# Excerpted records start

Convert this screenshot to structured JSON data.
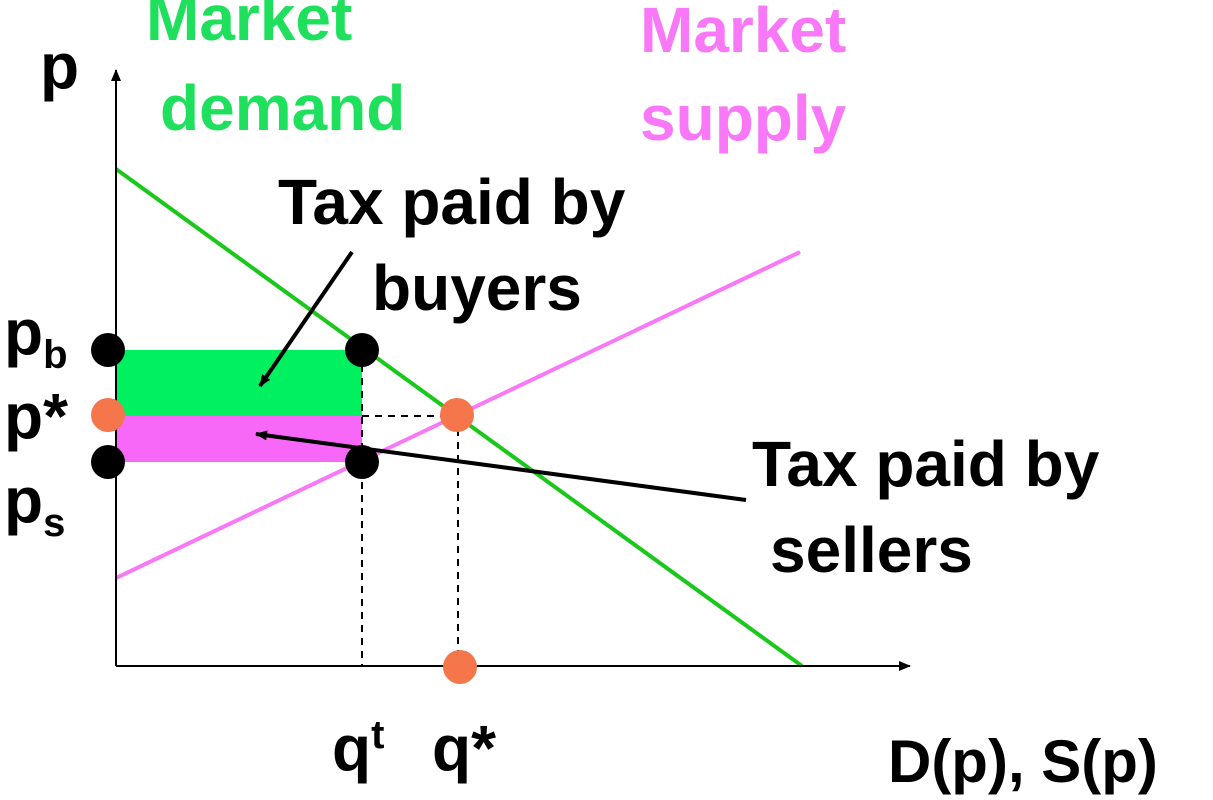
{
  "labels": {
    "price_axis": "p",
    "quantity_axis": "D(p), S(p)",
    "demand_line1": "Market",
    "demand_line2": "demand",
    "supply_line1": "Market",
    "supply_line2": "supply",
    "tax_buyers_line1": "Tax paid by",
    "tax_buyers_line2": "buyers",
    "tax_sellers_line1": "Tax paid by",
    "tax_sellers_line2": "sellers",
    "pb_base": "p",
    "pb_sub": "b",
    "pstar": "p*",
    "ps_base": "p",
    "ps_sub": "s",
    "qt_base": "q",
    "qt_sup": "t",
    "qstar": "q*"
  },
  "colors": {
    "demand": "#19c819",
    "demand_text": "#1ee05c",
    "supply": "#f878f8",
    "supply_text": "#f878f8",
    "buyer_tax_area": "#00f060",
    "seller_tax_area": "#f868f8",
    "equilibrium_dot": "#f4764a",
    "tax_point_dot": "#000000",
    "axes": "#000000"
  },
  "icons": {
    "equilibrium": "orange-dot",
    "tax_points": "black-dot",
    "arrows": "black-arrow"
  }
}
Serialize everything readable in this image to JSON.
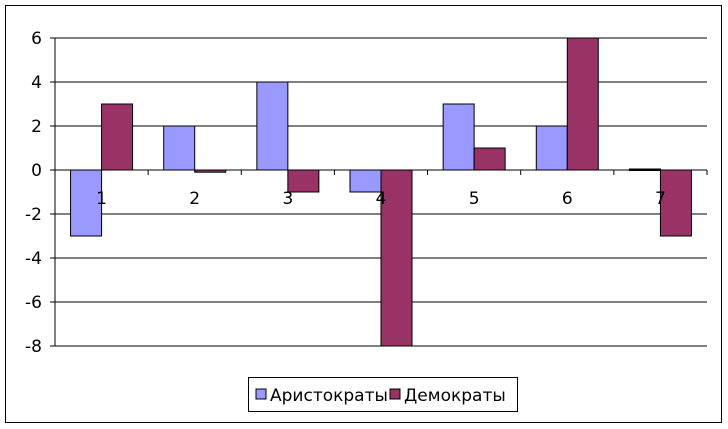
{
  "chart_data": {
    "type": "bar",
    "categories": [
      "1",
      "2",
      "3",
      "4",
      "5",
      "6",
      "7"
    ],
    "series": [
      {
        "name": "Аристократы",
        "values": [
          -3,
          2,
          4,
          -1,
          3,
          2,
          0
        ],
        "color": "#9999ff"
      },
      {
        "name": "Демократы",
        "values": [
          3,
          -0.1,
          -1,
          -8,
          1,
          6,
          -3
        ],
        "color": "#993366"
      }
    ],
    "ylim": [
      -8,
      6
    ],
    "yticks": [
      "6",
      "4",
      "2",
      "0",
      "-2",
      "-4",
      "-6",
      "-8"
    ],
    "grid": true,
    "legend": "bottom"
  }
}
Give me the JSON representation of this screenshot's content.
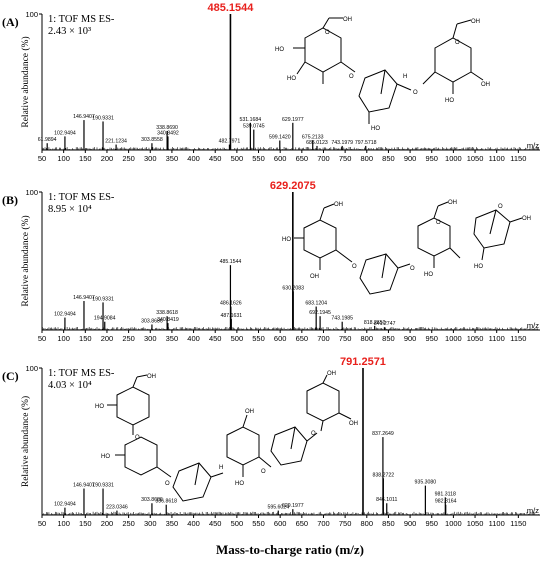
{
  "figure": {
    "xlabel": "Mass-to-charge ratio (m/z)",
    "mz_unit": "m/z",
    "ylabel": "Relative abundance (%)"
  },
  "chart_data": [
    {
      "type": "bar",
      "panel": "(A)",
      "header": "1: TOF MS ES-",
      "intensity": "2.43 × 10³",
      "xlim": [
        50,
        1200
      ],
      "ylim": [
        0,
        100
      ],
      "ytick": "100",
      "xticks": [
        50,
        100,
        150,
        200,
        250,
        300,
        350,
        400,
        450,
        500,
        550,
        600,
        650,
        700,
        750,
        800,
        850,
        900,
        950,
        1000,
        1050,
        1100,
        1150
      ],
      "base_peak": {
        "mz": 485.1544,
        "label": "485.1544",
        "value": 100
      },
      "peaks": [
        {
          "mz": 61.9894,
          "label": "61.9894",
          "value": 5
        },
        {
          "mz": 102.9494,
          "label": "102.9494",
          "value": 10
        },
        {
          "mz": 146.9407,
          "label": "146.9407",
          "value": 22
        },
        {
          "mz": 190.9331,
          "label": "190.9331",
          "value": 21
        },
        {
          "mz": 221.1234,
          "label": "221.1234",
          "value": 4
        },
        {
          "mz": 303.8558,
          "label": "303.8558",
          "value": 5
        },
        {
          "mz": 338.869,
          "label": "338.8690",
          "value": 14
        },
        {
          "mz": 340.8492,
          "label": "340.8492",
          "value": 10
        },
        {
          "mz": 482.7971,
          "label": "482.7971",
          "value": 4
        },
        {
          "mz": 531.1684,
          "label": "531.1684",
          "value": 20
        },
        {
          "mz": 539.0745,
          "label": "539.0745",
          "value": 15
        },
        {
          "mz": 599.142,
          "label": "599.1420",
          "value": 7
        },
        {
          "mz": 629.1977,
          "label": "629.1977",
          "value": 20
        },
        {
          "mz": 675.2133,
          "label": "675.2133",
          "value": 7
        },
        {
          "mz": 685.0123,
          "label": "685.0123",
          "value": 3
        },
        {
          "mz": 743.1979,
          "label": "743.1979",
          "value": 3
        },
        {
          "mz": 797.5718,
          "label": "797.5718",
          "value": 3
        }
      ]
    },
    {
      "type": "bar",
      "panel": "(B)",
      "header": "1: TOF MS ES-",
      "intensity": "8.95 × 10⁴",
      "xlim": [
        50,
        1200
      ],
      "ylim": [
        0,
        100
      ],
      "ytick": "100",
      "xticks": [
        50,
        100,
        150,
        200,
        250,
        300,
        350,
        400,
        450,
        500,
        550,
        600,
        650,
        700,
        750,
        800,
        850,
        900,
        950,
        1000,
        1050,
        1100,
        1150
      ],
      "base_peak": {
        "mz": 629.2075,
        "label": "629.2075",
        "value": 100
      },
      "peaks": [
        {
          "mz": 102.9494,
          "label": "102.9494",
          "value": 9
        },
        {
          "mz": 146.9407,
          "label": "146.9407",
          "value": 21
        },
        {
          "mz": 190.9331,
          "label": "190.9331",
          "value": 20
        },
        {
          "mz": 194.9084,
          "label": "194.9084",
          "value": 6
        },
        {
          "mz": 303.8686,
          "label": "303.8686",
          "value": 4
        },
        {
          "mz": 338.8618,
          "label": "338.8618",
          "value": 10
        },
        {
          "mz": 340.8419,
          "label": "340.8419",
          "value": 5
        },
        {
          "mz": 485.1544,
          "label": "485.1544",
          "value": 47
        },
        {
          "mz": 486.1626,
          "label": "486.1626",
          "value": 17
        },
        {
          "mz": 487.1631,
          "label": "487.1631",
          "value": 8
        },
        {
          "mz": 630.2083,
          "label": "630.2083",
          "value": 28
        },
        {
          "mz": 683.1204,
          "label": "683.1204",
          "value": 17
        },
        {
          "mz": 692.1945,
          "label": "692.1945",
          "value": 10
        },
        {
          "mz": 743.1985,
          "label": "743.1985",
          "value": 6
        },
        {
          "mz": 818.265,
          "label": "818.2650",
          "value": 3
        },
        {
          "mz": 841.2747,
          "label": "841.2747",
          "value": 2
        }
      ]
    },
    {
      "type": "bar",
      "panel": "(C)",
      "header": "1: TOF MS ES-",
      "intensity": "4.03 × 10⁴",
      "xlim": [
        50,
        1200
      ],
      "ylim": [
        0,
        100
      ],
      "ytick": "100",
      "xticks": [
        50,
        100,
        150,
        200,
        250,
        300,
        350,
        400,
        450,
        500,
        550,
        600,
        650,
        700,
        750,
        800,
        850,
        900,
        950,
        1000,
        1050,
        1100,
        1150
      ],
      "base_peak": {
        "mz": 791.2571,
        "label": "791.2571",
        "value": 100
      },
      "peaks": [
        {
          "mz": 102.9494,
          "label": "102.9494",
          "value": 5
        },
        {
          "mz": 146.9407,
          "label": "146.9407",
          "value": 18
        },
        {
          "mz": 190.9331,
          "label": "190.9331",
          "value": 18
        },
        {
          "mz": 223.0346,
          "label": "223.0346",
          "value": 3
        },
        {
          "mz": 303.8686,
          "label": "303.8686",
          "value": 8
        },
        {
          "mz": 336.8618,
          "label": "336.8618",
          "value": 7
        },
        {
          "mz": 595.6024,
          "label": "595.6024",
          "value": 3
        },
        {
          "mz": 629.1977,
          "label": "629.1977",
          "value": 4
        },
        {
          "mz": 837.2649,
          "label": "837.2649",
          "value": 53
        },
        {
          "mz": 838.2722,
          "label": "838.2722",
          "value": 25
        },
        {
          "mz": 846.1011,
          "label": "846.1011",
          "value": 8
        },
        {
          "mz": 935.308,
          "label": "935.3080",
          "value": 20
        },
        {
          "mz": 981.3118,
          "label": "981.3118",
          "value": 12
        },
        {
          "mz": 982.3164,
          "label": "982.3164",
          "value": 7
        }
      ]
    }
  ],
  "structures": {
    "labels": {
      "oh": "OH",
      "ho": "HO",
      "o": "O",
      "h": "H"
    }
  }
}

# Excerpted records end

Return the whole listing, word for word, and leave out every picture.

Convert this screenshot to structured JSON data.
{
  "labels": {
    "price_axis": "p",
    "quantity_axis": "D(p), S(p)",
    "demand_line1": "Market",
    "demand_line2": "demand",
    "supply_line1": "Market",
    "supply_line2": "supply",
    "tax_buyers_line1": "Tax paid by",
    "tax_buyers_line2": "buyers",
    "tax_sellers_line1": "Tax paid by",
    "tax_sellers_line2": "sellers",
    "pb_base": "p",
    "pb_sub": "b",
    "pstar": "p*",
    "ps_base": "p",
    "ps_sub": "s",
    "qt_base": "q",
    "qt_sup": "t",
    "qstar": "q*"
  },
  "colors": {
    "demand": "#19c819",
    "demand_text": "#1ee05c",
    "supply": "#f878f8",
    "supply_text": "#f878f8",
    "buyer_tax_area": "#00f060",
    "seller_tax_area": "#f868f8",
    "equilibrium_dot": "#f4764a",
    "tax_point_dot": "#000000",
    "axes": "#000000"
  },
  "icons": {
    "equilibrium": "orange-dot",
    "tax_points": "black-dot",
    "arrows": "black-arrow"
  }
}
Serialize everything readable in this image to JSON.
{
  "chart_data": {
    "type": "bar",
    "categories": [
      "1",
      "2",
      "3",
      "4",
      "5",
      "6",
      "7"
    ],
    "series": [
      {
        "name": "Аристократы",
        "values": [
          -3,
          2,
          4,
          -1,
          3,
          2,
          0
        ],
        "color": "#9999ff"
      },
      {
        "name": "Демократы",
        "values": [
          3,
          -0.1,
          -1,
          -8,
          1,
          6,
          -3
        ],
        "color": "#993366"
      }
    ],
    "ylim": [
      -8,
      6
    ],
    "yticks": [
      "6",
      "4",
      "2",
      "0",
      "-2",
      "-4",
      "-6",
      "-8"
    ],
    "grid": true,
    "legend": "bottom"
  }
}
Give me the JSON representation of this screenshot's content.
{
  "figure": {
    "xlabel": "Mass-to-charge ratio (m/z)",
    "mz_unit": "m/z",
    "ylabel": "Relative abundance (%)"
  },
  "chart_data": [
    {
      "type": "bar",
      "panel": "(A)",
      "header": "1: TOF MS ES-",
      "intensity": "2.43 × 10³",
      "xlim": [
        50,
        1200
      ],
      "ylim": [
        0,
        100
      ],
      "ytick": "100",
      "xticks": [
        50,
        100,
        150,
        200,
        250,
        300,
        350,
        400,
        450,
        500,
        550,
        600,
        650,
        700,
        750,
        800,
        850,
        900,
        950,
        1000,
        1050,
        1100,
        1150
      ],
      "base_peak": {
        "mz": 485.1544,
        "label": "485.1544",
        "value": 100
      },
      "peaks": [
        {
          "mz": 61.9894,
          "label": "61.9894",
          "value": 5
        },
        {
          "mz": 102.9494,
          "label": "102.9494",
          "value": 10
        },
        {
          "mz": 146.9407,
          "label": "146.9407",
          "value": 22
        },
        {
          "mz": 190.9331,
          "label": "190.9331",
          "value": 21
        },
        {
          "mz": 221.1234,
          "label": "221.1234",
          "value": 4
        },
        {
          "mz": 303.8558,
          "label": "303.8558",
          "value": 5
        },
        {
          "mz": 338.869,
          "label": "338.8690",
          "value": 14
        },
        {
          "mz": 340.8492,
          "label": "340.8492",
          "value": 10
        },
        {
          "mz": 482.7971,
          "label": "482.7971",
          "value": 4
        },
        {
          "mz": 531.1684,
          "label": "531.1684",
          "value": 20
        },
        {
          "mz": 539.0745,
          "label": "539.0745",
          "value": 15
        },
        {
          "mz": 599.142,
          "label": "599.1420",
          "value": 7
        },
        {
          "mz": 629.1977,
          "label": "629.1977",
          "value": 20
        },
        {
          "mz": 675.2133,
          "label": "675.2133",
          "value": 7
        },
        {
          "mz": 685.0123,
          "label": "685.0123",
          "value": 3
        },
        {
          "mz": 743.1979,
          "label": "743.1979",
          "value": 3
        },
        {
          "mz": 797.5718,
          "label": "797.5718",
          "value": 3
        }
      ]
    },
    {
      "type": "bar",
      "panel": "(B)",
      "header": "1: TOF MS ES-",
      "intensity": "8.95 × 10⁴",
      "xlim": [
        50,
        1200
      ],
      "ylim": [
        0,
        100
      ],
      "ytick": "100",
      "xticks": [
        50,
        100,
        150,
        200,
        250,
        300,
        350,
        400,
        450,
        500,
        550,
        600,
        650,
        700,
        750,
        800,
        850,
        900,
        950,
        1000,
        1050,
        1100,
        1150
      ],
      "base_peak": {
        "mz": 629.2075,
        "label": "629.2075",
        "value": 100
      },
      "peaks": [
        {
          "mz": 102.9494,
          "label": "102.9494",
          "value": 9
        },
        {
          "mz": 146.9407,
          "label": "146.9407",
          "value": 21
        },
        {
          "mz": 190.9331,
          "label": "190.9331",
          "value": 20
        },
        {
          "mz": 194.9084,
          "label": "194.9084",
          "value": 6
        },
        {
          "mz": 303.8686,
          "label": "303.8686",
          "value": 4
        },
        {
          "mz": 338.8618,
          "label": "338.8618",
          "value": 10
        },
        {
          "mz": 340.8419,
          "label": "340.8419",
          "value": 5
        },
        {
          "mz": 485.1544,
          "label": "485.1544",
          "value": 47
        },
        {
          "mz": 486.1626,
          "label": "486.1626",
          "value": 17
        },
        {
          "mz": 487.1631,
          "label": "487.1631",
          "value": 8
        },
        {
          "mz": 630.2083,
          "label": "630.2083",
          "value": 28
        },
        {
          "mz": 683.1204,
          "label": "683.1204",
          "value": 17
        },
        {
          "mz": 692.1945,
          "label": "692.1945",
          "value": 10
        },
        {
          "mz": 743.1985,
          "label": "743.1985",
          "value": 6
        },
        {
          "mz": 818.265,
          "label": "818.2650",
          "value": 3
        },
        {
          "mz": 841.2747,
          "label": "841.2747",
          "value": 2
        }
      ]
    },
    {
      "type": "bar",
      "panel": "(C)",
      "header": "1: TOF MS ES-",
      "intensity": "4.03 × 10⁴",
      "xlim": [
        50,
        1200
      ],
      "ylim": [
        0,
        100
      ],
      "ytick": "100",
      "xticks": [
        50,
        100,
        150,
        200,
        250,
        300,
        350,
        400,
        450,
        500,
        550,
        600,
        650,
        700,
        750,
        800,
        850,
        900,
        950,
        1000,
        1050,
        1100,
        1150
      ],
      "base_peak": {
        "mz": 791.2571,
        "label": "791.2571",
        "value": 100
      },
      "peaks": [
        {
          "mz": 102.9494,
          "label": "102.9494",
          "value": 5
        },
        {
          "mz": 146.9407,
          "label": "146.9407",
          "value": 18
        },
        {
          "mz": 190.9331,
          "label": "190.9331",
          "value": 18
        },
        {
          "mz": 223.0346,
          "label": "223.0346",
          "value": 3
        },
        {
          "mz": 303.8686,
          "label": "303.8686",
          "value": 8
        },
        {
          "mz": 336.8618,
          "label": "336.8618",
          "value": 7
        },
        {
          "mz": 595.6024,
          "label": "595.6024",
          "value": 3
        },
        {
          "mz": 629.1977,
          "label": "629.1977",
          "value": 4
        },
        {
          "mz": 837.2649,
          "label": "837.2649",
          "value": 53
        },
        {
          "mz": 838.2722,
          "label": "838.2722",
          "value": 25
        },
        {
          "mz": 846.1011,
          "label": "846.1011",
          "value": 8
        },
        {
          "mz": 935.308,
          "label": "935.3080",
          "value": 20
        },
        {
          "mz": 981.3118,
          "label": "981.3118",
          "value": 12
        },
        {
          "mz": 982.3164,
          "label": "982.3164",
          "value": 7
        }
      ]
    }
  ],
  "structures": {
    "labels": {
      "oh": "OH",
      "ho": "HO",
      "o": "O",
      "h": "H"
    }
  }
}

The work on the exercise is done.